** START **
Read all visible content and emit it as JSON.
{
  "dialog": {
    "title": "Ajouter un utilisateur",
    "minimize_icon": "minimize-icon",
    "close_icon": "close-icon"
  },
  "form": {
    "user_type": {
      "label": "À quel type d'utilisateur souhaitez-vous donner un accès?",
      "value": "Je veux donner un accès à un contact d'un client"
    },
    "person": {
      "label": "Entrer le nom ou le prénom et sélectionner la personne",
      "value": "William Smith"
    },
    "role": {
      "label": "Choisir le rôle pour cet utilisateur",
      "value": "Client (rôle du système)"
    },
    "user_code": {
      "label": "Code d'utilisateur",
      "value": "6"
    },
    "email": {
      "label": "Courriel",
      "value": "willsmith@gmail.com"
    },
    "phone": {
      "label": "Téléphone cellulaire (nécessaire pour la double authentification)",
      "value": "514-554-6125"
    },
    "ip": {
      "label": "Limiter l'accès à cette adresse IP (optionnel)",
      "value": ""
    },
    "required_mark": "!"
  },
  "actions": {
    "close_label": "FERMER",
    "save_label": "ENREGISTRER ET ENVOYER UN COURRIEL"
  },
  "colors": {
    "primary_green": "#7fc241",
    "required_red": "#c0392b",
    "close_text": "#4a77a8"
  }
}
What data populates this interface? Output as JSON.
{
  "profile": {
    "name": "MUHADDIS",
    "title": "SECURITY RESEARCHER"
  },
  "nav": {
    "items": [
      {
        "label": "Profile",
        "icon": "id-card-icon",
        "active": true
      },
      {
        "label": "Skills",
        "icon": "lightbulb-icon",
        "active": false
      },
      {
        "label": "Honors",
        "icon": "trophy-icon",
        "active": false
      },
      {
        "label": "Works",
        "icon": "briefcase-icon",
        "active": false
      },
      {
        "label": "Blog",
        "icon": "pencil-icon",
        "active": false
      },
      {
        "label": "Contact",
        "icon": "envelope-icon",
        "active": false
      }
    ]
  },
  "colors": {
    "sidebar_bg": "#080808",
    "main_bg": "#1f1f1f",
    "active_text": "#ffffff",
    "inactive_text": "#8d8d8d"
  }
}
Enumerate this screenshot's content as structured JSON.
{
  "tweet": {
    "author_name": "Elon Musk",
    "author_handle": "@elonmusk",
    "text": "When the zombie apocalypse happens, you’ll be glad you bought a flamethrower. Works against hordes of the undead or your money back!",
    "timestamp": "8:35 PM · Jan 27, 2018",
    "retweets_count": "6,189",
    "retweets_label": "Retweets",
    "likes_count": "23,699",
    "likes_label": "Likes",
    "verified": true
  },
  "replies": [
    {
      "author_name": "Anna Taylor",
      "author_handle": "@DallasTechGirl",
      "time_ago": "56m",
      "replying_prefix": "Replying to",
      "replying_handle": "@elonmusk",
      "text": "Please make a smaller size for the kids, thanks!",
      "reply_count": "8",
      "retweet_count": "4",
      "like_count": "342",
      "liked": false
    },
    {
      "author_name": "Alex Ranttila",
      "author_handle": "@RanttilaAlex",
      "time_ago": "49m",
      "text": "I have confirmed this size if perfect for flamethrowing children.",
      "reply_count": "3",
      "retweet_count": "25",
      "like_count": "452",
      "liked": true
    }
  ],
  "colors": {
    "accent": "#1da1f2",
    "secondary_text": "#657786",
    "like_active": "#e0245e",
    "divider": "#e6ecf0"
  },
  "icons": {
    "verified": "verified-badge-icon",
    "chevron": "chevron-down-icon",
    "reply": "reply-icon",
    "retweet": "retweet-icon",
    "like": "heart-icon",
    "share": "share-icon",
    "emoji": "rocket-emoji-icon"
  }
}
** END **
- **WORK TO DO**
Pick out every line above that contains the word "size" and copy it.

- **WRITTEN RESPONSE**
      "text": "Please make a smaller size for the kids, thanks!",
      "text": "I have confirmed this size if perfect for flamethrowing children.",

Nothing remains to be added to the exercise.